Where the word "пристрою" occurs in a line, return that line.
---------------
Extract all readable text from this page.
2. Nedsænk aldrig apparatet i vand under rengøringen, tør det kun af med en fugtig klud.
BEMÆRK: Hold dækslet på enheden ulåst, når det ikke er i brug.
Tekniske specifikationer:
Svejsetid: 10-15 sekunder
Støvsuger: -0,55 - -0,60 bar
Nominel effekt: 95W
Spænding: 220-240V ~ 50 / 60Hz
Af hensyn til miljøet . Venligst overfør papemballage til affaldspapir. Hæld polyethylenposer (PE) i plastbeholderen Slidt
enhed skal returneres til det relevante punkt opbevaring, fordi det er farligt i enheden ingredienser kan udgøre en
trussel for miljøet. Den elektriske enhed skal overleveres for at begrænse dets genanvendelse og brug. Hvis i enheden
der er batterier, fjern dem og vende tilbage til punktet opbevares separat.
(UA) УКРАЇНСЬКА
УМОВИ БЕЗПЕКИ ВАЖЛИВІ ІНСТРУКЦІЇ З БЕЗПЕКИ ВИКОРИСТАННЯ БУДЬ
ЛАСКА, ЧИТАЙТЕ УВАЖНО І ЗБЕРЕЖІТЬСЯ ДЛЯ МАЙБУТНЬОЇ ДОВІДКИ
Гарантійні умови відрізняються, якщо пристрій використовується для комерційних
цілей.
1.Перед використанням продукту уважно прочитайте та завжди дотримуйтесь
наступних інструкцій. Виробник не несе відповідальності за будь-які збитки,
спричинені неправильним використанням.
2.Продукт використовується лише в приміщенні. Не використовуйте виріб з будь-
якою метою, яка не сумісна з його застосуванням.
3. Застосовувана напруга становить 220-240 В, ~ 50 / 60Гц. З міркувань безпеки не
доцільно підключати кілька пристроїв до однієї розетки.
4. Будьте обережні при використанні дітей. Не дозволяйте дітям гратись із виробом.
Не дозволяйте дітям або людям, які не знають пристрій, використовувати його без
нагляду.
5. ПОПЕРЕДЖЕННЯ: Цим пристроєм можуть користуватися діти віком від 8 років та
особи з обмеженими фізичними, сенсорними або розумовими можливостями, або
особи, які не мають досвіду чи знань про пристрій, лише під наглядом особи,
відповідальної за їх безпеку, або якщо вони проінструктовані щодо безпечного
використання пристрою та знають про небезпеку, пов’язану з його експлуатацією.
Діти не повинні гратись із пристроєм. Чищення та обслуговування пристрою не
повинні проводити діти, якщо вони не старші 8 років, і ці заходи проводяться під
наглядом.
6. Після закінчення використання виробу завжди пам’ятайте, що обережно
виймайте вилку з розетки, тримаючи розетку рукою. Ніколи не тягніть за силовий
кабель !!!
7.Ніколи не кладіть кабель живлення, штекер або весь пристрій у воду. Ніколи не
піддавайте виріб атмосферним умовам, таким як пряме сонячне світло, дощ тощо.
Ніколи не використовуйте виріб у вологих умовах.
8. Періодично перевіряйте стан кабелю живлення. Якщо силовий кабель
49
---------------
RESPONSE TO THIS EXERCISE -
використання пристрою та знають про небезпеку, пов’язану з його експлуатацією.
Діти не повинні гратись із пристроєм. Чищення та обслуговування пристрою не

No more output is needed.